▶ **What is being asked**:
Scan the listing below. Report each line that includes "JSON".

▶ **Records to use**:
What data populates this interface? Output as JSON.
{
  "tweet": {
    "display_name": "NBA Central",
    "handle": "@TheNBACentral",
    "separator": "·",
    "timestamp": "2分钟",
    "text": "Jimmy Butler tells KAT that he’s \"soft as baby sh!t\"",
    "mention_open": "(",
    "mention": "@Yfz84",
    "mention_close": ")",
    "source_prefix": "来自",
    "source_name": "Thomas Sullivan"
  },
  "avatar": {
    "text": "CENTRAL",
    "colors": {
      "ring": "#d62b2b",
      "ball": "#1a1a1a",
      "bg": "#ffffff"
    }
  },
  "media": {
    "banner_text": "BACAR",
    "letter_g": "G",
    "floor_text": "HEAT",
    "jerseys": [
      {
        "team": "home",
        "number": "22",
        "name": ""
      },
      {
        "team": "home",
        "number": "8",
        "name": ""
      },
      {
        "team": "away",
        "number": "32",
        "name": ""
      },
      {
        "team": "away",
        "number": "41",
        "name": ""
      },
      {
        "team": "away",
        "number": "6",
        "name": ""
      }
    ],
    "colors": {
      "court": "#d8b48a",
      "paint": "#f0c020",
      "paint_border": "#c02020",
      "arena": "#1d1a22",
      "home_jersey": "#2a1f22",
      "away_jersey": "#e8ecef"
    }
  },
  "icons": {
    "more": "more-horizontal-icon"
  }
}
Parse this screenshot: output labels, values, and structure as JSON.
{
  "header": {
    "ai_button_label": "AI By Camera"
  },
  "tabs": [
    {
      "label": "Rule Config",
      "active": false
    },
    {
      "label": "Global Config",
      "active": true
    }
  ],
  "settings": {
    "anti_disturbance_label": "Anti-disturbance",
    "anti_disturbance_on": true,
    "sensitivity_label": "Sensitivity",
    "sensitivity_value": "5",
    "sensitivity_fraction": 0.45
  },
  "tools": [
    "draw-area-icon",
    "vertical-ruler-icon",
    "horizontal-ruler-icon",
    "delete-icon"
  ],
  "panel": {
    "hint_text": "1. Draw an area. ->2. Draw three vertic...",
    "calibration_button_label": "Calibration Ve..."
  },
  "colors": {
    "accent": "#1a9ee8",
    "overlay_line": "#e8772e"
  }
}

▶ **Response**:
What data populates this interface? Output as JSON.
Parse this screenshot: output labels, values, and structure as JSON.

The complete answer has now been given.